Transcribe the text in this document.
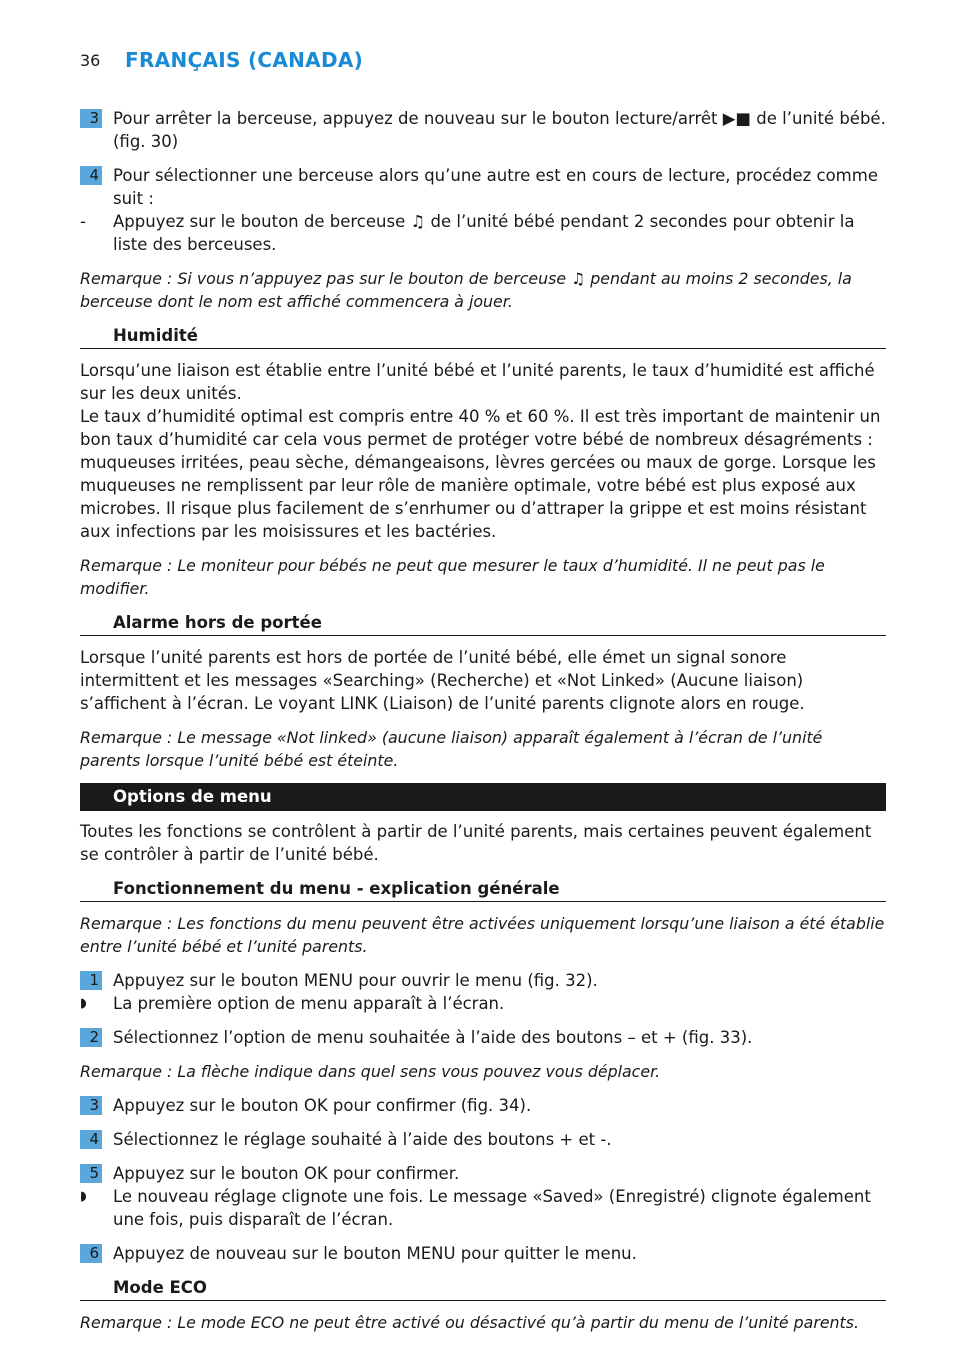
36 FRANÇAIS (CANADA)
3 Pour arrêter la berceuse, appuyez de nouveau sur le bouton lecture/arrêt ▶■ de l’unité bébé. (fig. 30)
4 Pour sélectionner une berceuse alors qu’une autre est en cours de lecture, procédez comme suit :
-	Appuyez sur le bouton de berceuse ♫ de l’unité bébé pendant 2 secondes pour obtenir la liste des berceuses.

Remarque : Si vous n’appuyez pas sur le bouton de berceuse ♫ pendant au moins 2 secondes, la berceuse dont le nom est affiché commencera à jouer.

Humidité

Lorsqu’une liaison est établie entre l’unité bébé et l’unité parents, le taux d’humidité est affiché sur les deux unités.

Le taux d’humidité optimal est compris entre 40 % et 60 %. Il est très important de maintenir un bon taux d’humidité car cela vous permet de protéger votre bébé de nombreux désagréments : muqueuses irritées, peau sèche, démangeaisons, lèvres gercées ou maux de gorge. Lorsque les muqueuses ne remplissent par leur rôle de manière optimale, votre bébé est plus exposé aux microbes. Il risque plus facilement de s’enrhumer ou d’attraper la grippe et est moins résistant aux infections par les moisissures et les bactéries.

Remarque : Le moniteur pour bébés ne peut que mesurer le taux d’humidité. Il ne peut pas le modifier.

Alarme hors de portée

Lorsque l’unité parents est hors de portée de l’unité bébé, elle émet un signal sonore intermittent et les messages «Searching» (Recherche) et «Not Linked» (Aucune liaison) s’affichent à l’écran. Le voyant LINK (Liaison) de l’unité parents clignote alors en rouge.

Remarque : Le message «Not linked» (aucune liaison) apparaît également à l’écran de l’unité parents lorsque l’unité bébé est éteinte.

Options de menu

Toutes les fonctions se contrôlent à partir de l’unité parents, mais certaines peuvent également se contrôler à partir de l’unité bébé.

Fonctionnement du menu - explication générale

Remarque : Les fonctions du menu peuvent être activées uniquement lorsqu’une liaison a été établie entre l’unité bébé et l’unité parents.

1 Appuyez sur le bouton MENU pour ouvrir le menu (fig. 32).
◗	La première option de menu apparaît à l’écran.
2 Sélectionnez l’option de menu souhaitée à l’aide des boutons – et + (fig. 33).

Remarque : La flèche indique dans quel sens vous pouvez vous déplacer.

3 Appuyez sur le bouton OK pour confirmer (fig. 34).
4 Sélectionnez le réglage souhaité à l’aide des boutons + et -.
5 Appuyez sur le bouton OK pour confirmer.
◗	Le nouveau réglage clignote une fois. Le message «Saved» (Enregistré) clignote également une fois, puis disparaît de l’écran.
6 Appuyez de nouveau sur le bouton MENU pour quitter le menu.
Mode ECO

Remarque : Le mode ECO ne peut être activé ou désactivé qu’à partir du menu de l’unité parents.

::::::

= INSTRUCTION =
Nothing in the entries should change as you copy them, except that the pictures are left out.

= EXERCISE ANSWER =
Transcribe the text in this document.
36 FRANÇAIS (CANADA)
3 Pour arrêter la berceuse, appuyez de nouveau sur le bouton lecture/arrêt ▶■ de l’unité bébé. (fig. 30)
4 Pour sélectionner une berceuse alors qu’une autre est en cours de lecture, procédez comme suit :
-	Appuyez sur le bouton de berceuse ♫ de l’unité bébé pendant 2 secondes pour obtenir la liste des berceuses.

Remarque : Si vous n’appuyez pas sur le bouton de berceuse ♫ pendant au moins 2 secondes, la berceuse dont le nom est affiché commencera à jouer.

Humidité

Lorsqu’une liaison est établie entre l’unité bébé et l’unité parents, le taux d’humidité est affiché sur les deux unités.

Le taux d’humidité optimal est compris entre 40 % et 60 %. Il est très important de maintenir un bon taux d’humidité car cela vous permet de protéger votre bébé de nombreux désagréments : muqueuses irritées, peau sèche, démangeaisons, lèvres gercées ou maux de gorge. Lorsque les muqueuses ne remplissent par leur rôle de manière optimale, votre bébé est plus exposé aux microbes. Il risque plus facilement de s’enrhumer ou d’attraper la grippe et est moins résistant aux infections par les moisissures et les bactéries.

Remarque : Le moniteur pour bébés ne peut que mesurer le taux d’humidité. Il ne peut pas le modifier.

Alarme hors de portée

Lorsque l’unité parents est hors de portée de l’unité bébé, elle émet un signal sonore intermittent et les messages «Searching» (Recherche) et «Not Linked» (Aucune liaison) s’affichent à l’écran. Le voyant LINK (Liaison) de l’unité parents clignote alors en rouge.

Remarque : Le message «Not linked» (aucune liaison) apparaît également à l’écran de l’unité parents lorsque l’unité bébé est éteinte.

Options de menu

Toutes les fonctions se contrôlent à partir de l’unité parents, mais certaines peuvent également se contrôler à partir de l’unité bébé.

Fonctionnement du menu - explication générale

Remarque : Les fonctions du menu peuvent être activées uniquement lorsqu’une liaison a été établie entre l’unité bébé et l’unité parents.

1 Appuyez sur le bouton MENU pour ouvrir le menu (fig. 32).
◗	La première option de menu apparaît à l’écran.
2 Sélectionnez l’option de menu souhaitée à l’aide des boutons – et + (fig. 33).

Remarque : La flèche indique dans quel sens vous pouvez vous déplacer.

3 Appuyez sur le bouton OK pour confirmer (fig. 34).
4 Sélectionnez le réglage souhaité à l’aide des boutons + et -.
5 Appuyez sur le bouton OK pour confirmer.
◗	Le nouveau réglage clignote une fois. Le message «Saved» (Enregistré) clignote également une fois, puis disparaît de l’écran.
6 Appuyez de nouveau sur le bouton MENU pour quitter le menu.
Mode ECO

Remarque : Le mode ECO ne peut être activé ou désactivé qu’à partir du menu de l’unité parents.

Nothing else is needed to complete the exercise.